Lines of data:
══════

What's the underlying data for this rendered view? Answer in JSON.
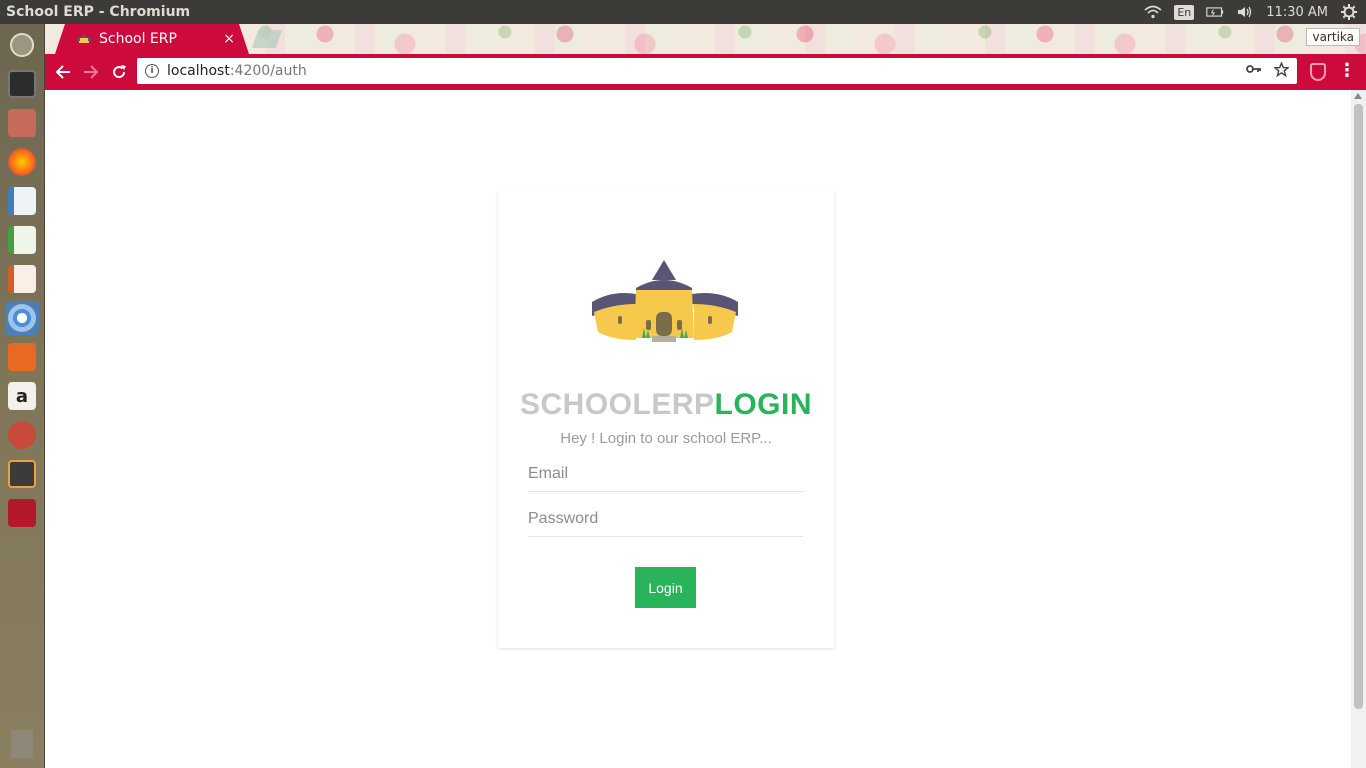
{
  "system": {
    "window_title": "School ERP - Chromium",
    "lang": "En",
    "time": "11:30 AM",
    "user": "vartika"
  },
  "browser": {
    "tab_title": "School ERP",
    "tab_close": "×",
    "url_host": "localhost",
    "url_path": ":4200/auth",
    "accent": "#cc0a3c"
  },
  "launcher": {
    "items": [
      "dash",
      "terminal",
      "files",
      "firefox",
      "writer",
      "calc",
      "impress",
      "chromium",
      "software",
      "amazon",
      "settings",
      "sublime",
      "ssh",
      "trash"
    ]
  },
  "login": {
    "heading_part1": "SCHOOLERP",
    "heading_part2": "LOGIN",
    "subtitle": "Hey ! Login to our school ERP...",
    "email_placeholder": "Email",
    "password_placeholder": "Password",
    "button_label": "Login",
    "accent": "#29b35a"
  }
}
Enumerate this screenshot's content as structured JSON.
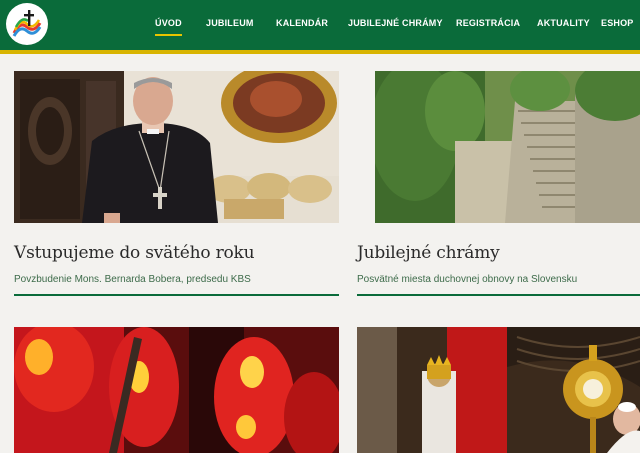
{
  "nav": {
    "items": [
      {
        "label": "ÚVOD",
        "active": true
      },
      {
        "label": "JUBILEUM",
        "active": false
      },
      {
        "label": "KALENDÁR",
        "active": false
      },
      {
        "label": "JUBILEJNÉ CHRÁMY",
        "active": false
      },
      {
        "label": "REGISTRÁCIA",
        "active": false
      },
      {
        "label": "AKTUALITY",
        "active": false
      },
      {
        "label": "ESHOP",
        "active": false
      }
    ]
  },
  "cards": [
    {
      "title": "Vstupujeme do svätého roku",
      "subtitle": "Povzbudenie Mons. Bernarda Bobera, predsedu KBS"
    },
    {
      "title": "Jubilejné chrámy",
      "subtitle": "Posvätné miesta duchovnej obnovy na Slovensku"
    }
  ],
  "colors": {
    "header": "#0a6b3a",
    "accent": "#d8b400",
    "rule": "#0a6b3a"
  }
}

══════

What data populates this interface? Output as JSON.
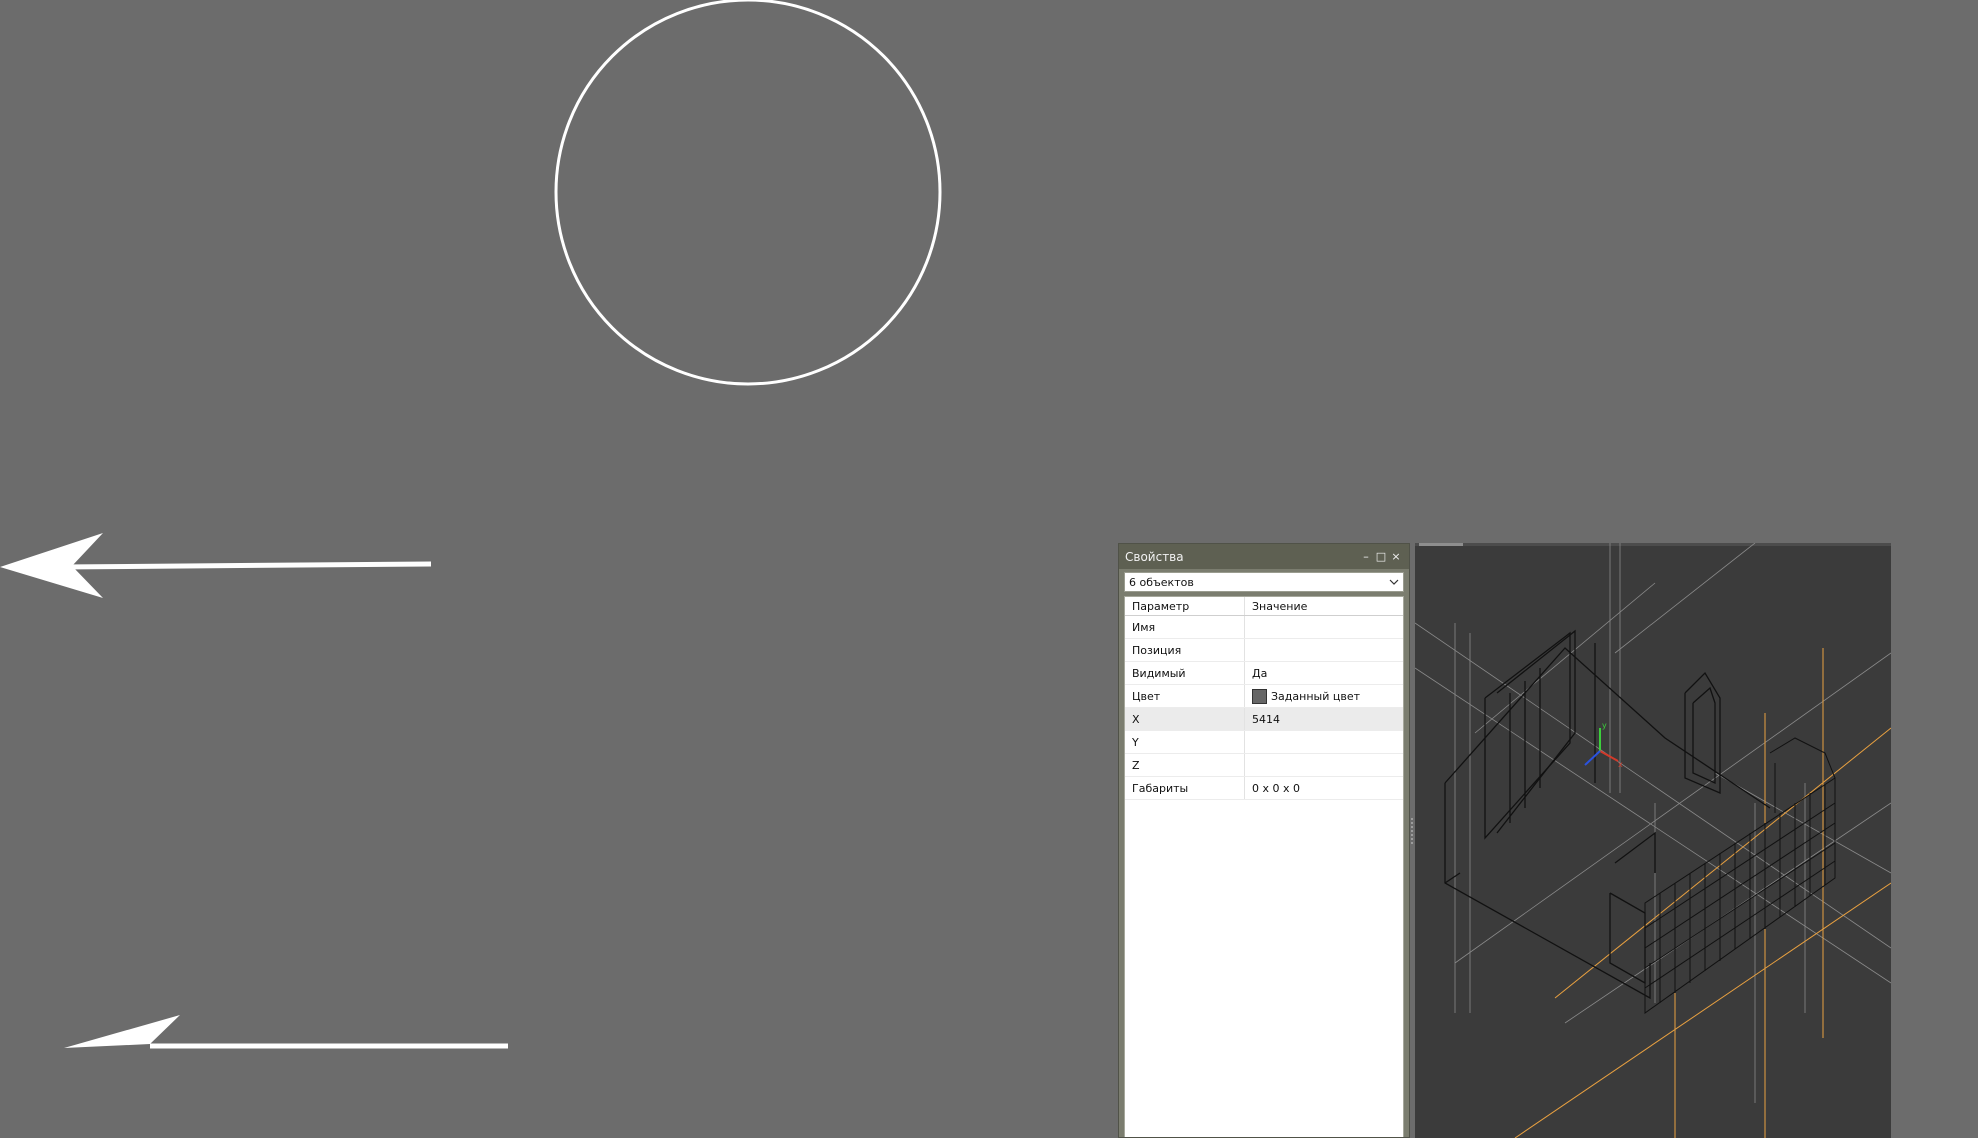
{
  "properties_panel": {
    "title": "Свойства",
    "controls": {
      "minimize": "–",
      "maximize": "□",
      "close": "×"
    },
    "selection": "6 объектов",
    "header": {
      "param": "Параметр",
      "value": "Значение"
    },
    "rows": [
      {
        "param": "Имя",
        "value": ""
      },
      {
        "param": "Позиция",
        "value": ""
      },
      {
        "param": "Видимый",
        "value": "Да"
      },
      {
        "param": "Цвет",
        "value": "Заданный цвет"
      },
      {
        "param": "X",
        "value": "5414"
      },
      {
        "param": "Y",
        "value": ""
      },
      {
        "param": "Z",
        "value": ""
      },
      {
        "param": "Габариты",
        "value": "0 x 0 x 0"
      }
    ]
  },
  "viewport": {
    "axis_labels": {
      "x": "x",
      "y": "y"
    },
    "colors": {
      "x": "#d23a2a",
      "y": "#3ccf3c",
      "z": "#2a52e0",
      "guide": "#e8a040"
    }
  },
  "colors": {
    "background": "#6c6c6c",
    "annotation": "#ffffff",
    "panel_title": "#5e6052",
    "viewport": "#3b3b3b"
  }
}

══════

Task requirements:
Wherever a line in the data above holds "param", copy that line.

Correct output:
      "param": "Параметр",
        "param": "Имя",
        "param": "Позиция",
        "param": "Видимый",
        "param": "Цвет",
        "param": "X",
        "param": "Y",
        "param": "Z",
        "param": "Габариты",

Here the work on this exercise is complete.